Text:
** Start **

The aim of the mini-symposium is to bring together the Julia community working on tools and packages for solving PDEs, both from the perspective of users and developers, highlighting current practices, issues, common interests, and future directions. Particular interest is given to bridging the gap between practitioners and package developers whose objective is to obtain increased portability, high performance, efficiency, and seamless composition. The packages and infrastructure presented will focus on typical applications, novel or efficient implementations of numerical algorithms, and introductory overviews of the discretization techniques employed.
Some of the discussed tools will include sparsity handling and automatic differentiation (AD) in the context of PDE models. The mini-symposium will contain an overview of the sparse solvers in Julia and their performance. Tools for mesh generation and visualization will also be discussion.
Another goal of the mini-symposium is to increase visibility of packages and development techniques in Julia for PDEs, in an attempt to pool development efforts and inform potential users. Thus, we reserve some time for an open panel session to discuss various packages, identify users' needs, and potential gaps in the infrastructure to bring the community forward as a whole.

** End **

Data extract:
** Start **

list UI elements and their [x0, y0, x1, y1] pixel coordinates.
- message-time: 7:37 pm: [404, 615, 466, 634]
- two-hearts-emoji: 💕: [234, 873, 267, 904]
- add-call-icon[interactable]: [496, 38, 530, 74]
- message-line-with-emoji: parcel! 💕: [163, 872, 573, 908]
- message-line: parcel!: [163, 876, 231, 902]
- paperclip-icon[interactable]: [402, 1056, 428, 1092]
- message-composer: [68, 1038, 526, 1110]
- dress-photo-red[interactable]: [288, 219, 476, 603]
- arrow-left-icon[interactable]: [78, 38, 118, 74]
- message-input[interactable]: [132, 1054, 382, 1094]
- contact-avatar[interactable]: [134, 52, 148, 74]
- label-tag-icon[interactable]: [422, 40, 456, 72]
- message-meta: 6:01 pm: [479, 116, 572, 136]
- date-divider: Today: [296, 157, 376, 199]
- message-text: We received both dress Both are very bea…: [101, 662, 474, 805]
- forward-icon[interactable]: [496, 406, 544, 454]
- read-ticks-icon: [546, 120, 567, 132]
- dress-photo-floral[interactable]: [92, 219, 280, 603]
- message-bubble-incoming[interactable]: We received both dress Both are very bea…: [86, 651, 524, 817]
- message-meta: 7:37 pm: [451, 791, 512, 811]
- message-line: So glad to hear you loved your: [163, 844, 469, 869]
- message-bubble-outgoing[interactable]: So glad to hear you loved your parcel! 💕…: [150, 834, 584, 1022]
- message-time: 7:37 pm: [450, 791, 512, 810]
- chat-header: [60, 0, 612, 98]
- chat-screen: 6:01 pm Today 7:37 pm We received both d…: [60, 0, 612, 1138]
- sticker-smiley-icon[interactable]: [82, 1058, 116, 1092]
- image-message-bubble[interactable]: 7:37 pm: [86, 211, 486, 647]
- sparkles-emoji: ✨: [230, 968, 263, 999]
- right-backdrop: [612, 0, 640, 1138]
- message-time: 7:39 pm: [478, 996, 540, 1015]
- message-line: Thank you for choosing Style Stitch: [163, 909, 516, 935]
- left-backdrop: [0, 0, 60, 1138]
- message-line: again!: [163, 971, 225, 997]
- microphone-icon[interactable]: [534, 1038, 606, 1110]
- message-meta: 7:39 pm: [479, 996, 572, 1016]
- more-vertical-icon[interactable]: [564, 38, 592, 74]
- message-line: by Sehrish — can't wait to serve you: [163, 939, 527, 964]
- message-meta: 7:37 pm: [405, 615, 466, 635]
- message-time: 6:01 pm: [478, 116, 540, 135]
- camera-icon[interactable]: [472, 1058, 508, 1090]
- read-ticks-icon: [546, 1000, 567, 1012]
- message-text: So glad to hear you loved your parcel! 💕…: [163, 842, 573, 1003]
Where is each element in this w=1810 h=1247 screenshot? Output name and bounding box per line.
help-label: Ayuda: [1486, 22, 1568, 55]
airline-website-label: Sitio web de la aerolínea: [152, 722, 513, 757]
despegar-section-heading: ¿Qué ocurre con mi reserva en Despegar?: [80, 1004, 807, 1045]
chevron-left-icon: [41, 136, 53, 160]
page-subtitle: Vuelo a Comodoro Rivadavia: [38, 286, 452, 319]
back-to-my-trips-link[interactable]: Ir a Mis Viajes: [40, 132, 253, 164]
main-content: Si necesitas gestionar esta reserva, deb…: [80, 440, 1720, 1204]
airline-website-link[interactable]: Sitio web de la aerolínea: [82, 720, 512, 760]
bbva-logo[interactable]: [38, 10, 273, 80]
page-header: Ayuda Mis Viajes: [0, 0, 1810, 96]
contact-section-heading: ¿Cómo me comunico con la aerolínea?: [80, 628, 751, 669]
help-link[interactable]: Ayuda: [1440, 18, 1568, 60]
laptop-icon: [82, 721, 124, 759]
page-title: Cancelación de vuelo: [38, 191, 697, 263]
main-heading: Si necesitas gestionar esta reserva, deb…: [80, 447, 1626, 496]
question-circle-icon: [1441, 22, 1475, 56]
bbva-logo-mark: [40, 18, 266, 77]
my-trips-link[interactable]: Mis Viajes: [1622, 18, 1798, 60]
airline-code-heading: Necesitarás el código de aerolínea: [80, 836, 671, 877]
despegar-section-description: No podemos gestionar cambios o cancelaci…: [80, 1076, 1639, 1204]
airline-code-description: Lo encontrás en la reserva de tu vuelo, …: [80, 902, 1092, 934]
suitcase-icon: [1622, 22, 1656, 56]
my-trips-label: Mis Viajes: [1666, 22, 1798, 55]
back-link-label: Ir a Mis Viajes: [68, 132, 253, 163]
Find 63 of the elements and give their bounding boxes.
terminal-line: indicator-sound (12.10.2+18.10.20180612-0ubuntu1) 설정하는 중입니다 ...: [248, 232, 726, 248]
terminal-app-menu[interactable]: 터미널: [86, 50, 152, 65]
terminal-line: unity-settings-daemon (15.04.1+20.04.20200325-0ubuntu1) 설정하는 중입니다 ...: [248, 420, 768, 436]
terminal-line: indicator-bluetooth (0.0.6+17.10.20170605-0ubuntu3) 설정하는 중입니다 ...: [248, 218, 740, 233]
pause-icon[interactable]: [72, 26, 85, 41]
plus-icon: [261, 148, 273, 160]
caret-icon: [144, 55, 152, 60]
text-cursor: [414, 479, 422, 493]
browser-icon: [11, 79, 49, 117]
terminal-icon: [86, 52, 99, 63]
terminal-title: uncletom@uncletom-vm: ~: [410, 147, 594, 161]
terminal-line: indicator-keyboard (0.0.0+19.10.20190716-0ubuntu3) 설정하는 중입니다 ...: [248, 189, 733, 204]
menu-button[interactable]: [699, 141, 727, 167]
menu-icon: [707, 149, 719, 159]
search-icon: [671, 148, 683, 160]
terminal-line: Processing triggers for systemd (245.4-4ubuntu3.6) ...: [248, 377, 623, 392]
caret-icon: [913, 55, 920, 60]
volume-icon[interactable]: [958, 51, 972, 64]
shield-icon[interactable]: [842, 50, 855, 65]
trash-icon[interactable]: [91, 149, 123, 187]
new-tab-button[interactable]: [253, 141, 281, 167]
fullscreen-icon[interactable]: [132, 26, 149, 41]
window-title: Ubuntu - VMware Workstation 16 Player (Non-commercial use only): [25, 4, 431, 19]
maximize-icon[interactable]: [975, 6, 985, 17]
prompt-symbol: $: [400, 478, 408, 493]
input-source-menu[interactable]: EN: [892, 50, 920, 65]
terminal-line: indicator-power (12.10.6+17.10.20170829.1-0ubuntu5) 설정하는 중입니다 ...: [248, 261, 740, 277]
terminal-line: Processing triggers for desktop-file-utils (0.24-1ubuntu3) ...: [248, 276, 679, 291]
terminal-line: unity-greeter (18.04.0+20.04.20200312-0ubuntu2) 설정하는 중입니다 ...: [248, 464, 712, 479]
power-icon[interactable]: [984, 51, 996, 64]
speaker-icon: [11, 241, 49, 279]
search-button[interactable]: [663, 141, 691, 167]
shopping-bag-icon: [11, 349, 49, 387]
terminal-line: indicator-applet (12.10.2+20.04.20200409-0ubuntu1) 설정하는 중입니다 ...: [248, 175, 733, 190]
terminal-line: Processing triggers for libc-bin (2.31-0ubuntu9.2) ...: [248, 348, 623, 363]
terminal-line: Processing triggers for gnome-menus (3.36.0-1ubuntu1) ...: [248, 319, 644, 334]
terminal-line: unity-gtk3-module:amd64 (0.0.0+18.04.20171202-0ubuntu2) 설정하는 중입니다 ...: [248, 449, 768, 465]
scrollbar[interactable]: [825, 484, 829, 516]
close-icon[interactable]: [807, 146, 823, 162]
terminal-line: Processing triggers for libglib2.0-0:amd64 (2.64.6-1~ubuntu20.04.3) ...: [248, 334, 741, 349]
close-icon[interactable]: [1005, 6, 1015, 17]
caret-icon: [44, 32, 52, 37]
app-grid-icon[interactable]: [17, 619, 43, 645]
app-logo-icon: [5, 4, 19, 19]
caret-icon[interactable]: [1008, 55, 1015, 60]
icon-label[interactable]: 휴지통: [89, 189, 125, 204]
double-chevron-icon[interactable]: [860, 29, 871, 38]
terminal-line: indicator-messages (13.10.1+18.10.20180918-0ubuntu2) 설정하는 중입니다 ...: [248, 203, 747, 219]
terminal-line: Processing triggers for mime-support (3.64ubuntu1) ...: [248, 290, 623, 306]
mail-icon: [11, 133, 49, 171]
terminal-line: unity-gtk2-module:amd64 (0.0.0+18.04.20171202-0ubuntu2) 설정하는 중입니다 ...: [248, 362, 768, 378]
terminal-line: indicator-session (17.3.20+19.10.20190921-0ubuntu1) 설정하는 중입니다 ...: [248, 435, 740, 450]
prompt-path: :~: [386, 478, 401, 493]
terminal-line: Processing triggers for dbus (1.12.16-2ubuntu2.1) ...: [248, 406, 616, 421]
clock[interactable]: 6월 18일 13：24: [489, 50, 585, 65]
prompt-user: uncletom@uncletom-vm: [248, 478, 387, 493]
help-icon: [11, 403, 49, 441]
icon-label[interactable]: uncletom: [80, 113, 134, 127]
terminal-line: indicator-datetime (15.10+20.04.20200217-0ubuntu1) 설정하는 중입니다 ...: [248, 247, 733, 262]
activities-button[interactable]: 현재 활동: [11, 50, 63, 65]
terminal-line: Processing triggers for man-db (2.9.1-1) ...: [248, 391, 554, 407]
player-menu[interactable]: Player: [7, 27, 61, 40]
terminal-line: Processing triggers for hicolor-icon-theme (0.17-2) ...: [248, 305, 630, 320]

** End **

Set tasks:
**A)** According to the Julia PDE mini-symposium text, what will the open panel session discuss?
**B)** Pick up the Julia PDE mini-symposium text after its final sentence and write a short continuation in the same style.
The material comes from a separate source.

Answers to the exercises:
**A)** Various packages, users' needs, and potential gaps in the infrastructure.

**B)**
We welcome contributions related to numerical methods and discretization techniques for a broader public, including finite difference, finite element, finite volume, spectral methods, and other techniques, such as model order reduction, machine learning, adjoint-based optimization.
Jürgen Fuhrmann, PhD, is deputy head of the Numerical Mathematics and Scientific Computing group at Weierstrass Institute for Applied Analysis and Stochastics, Berlin. His research topics include finite volume methods, numerical simulation in electrochemistry, semiconductors and other fields, and software design and development for partial differential equations. Since 2018, Julia is his main programming language. He regularly teaches Julia based courses on Advanced Topics from Scientific Computing at TU Berlin.
I am a PhD student at the Johannes Gutenberg University Mainz working at the Institute of Mathematics, under the supervision of Hendrik Ranocha. I am mainly interested in high-order methods, entropy stable/conservative schemes and applications towards atmospheric flows. My contributions to Julia are mostly in Trixi.jl, TrixiAtmo.jl and Ariadne.jl.
I am a Humboldt postdoctoral researcher under Professor Hendrik Ranocha in the Numerical Mathematics group at Johannes Gutenberg University, Mainz.
I work with the Julia packages Tenkai.jl and TrixiLW.jl.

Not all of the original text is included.